**To do**
Pick every line with "Berlin" from the material below.

[Extracted records]
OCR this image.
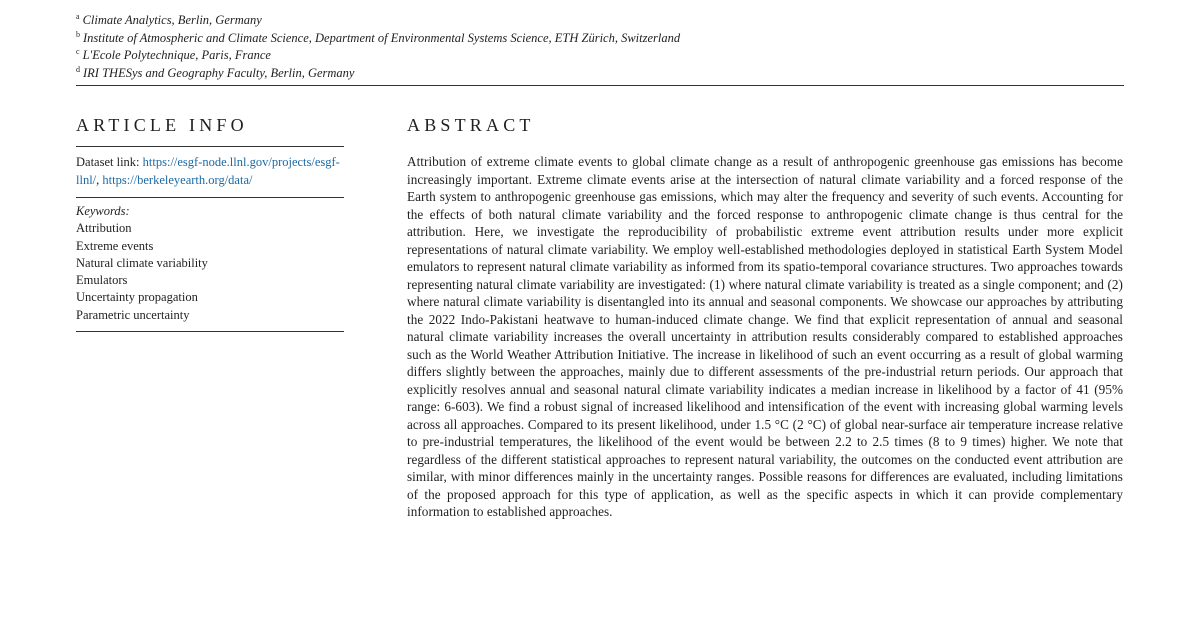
$^a$ Climate Analytics, Berlin, Germany

$^b$ Institute of Atmospheric and Climate Science, Department of Environmental Systems Science, ETH Zürich, Switzerland

$^c$ L'Ecole Polytechnique, Paris, France

$^d$ IRI THESys and Geography Faculty, Berlin, Germany

ARTICLE INFO	ABSTRACT
Dataset link: https://esgf-node.llnl.gov/projects/esgf-llnl/, https://berkeleyearth.org/data/
Keywords:
Attribution
Extreme events
Natural climate variability
Emulators
Uncertainty propagation
Parametric uncertainty

Attribution of extreme climate events to global climate change as a result of anthropogenic greenhouse gas emissions has become increasingly important. Extreme climate events arise at the intersection of natural climate variability and a forced response of the Earth system to anthropogenic greenhouse gas emissions, which may alter the frequency and severity of such events. Accounting for the effects of both natural climate variability and the forced response to anthropogenic climate change is thus central for the attribution. Here, we investigate the reproducibility of probabilistic extreme event attribution results under more explicit representations of natural climate variability. We employ well-established methodologies deployed in statistical Earth System Model emulators to represent natural climate variability as informed from its spatio-temporal covariance structures. Two approaches towards representing natural climate variability are investigated: (1) where natural climate variability is treated as a single component; and (2) where natural climate variability is disentangled into its annual and seasonal components. We showcase our approaches by attributing the 2022 Indo-Pakistani heatwave to human-induced climate change. We find that explicit representation of annual and seasonal natural climate variability increases the overall uncertainty in attribution results considerably compared to established approaches such as the World Weather Attribution Initiative. The increase in likelihood of such an event occurring as a result of global warming differs slightly between the approaches, mainly due to different assessments of the pre-industrial return periods. Our approach that explicitly resolves annual and seasonal natural climate variability indicates a median increase in likelihood by a factor of 41 (95% range: 6-603). We find a robust signal of increased likelihood and intensification of the event with increasing global warming levels across all approaches. Compared to its present likelihood, under 1.5 °C (2 °C) of global near-surface air temperature increase relative to pre-industrial temperatures, the likelihood of the event would be between 2.2 to 2.5 times (8 to 9 times) higher. We note that regardless of the different statistical approaches to represent natural variability, the outcomes on the conducted event attribution are similar, with minor differences mainly in the uncertainty ranges. Possible reasons for differences are evaluated, including limitations of the proposed approach for this type of application, as well as the specific aspects in which it can provide complementary information to established approaches.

**Solution for this task**
$^a$ Climate Analytics, Berlin, Germany
$^d$ IRI THESys and Geography Faculty, Berlin, Germany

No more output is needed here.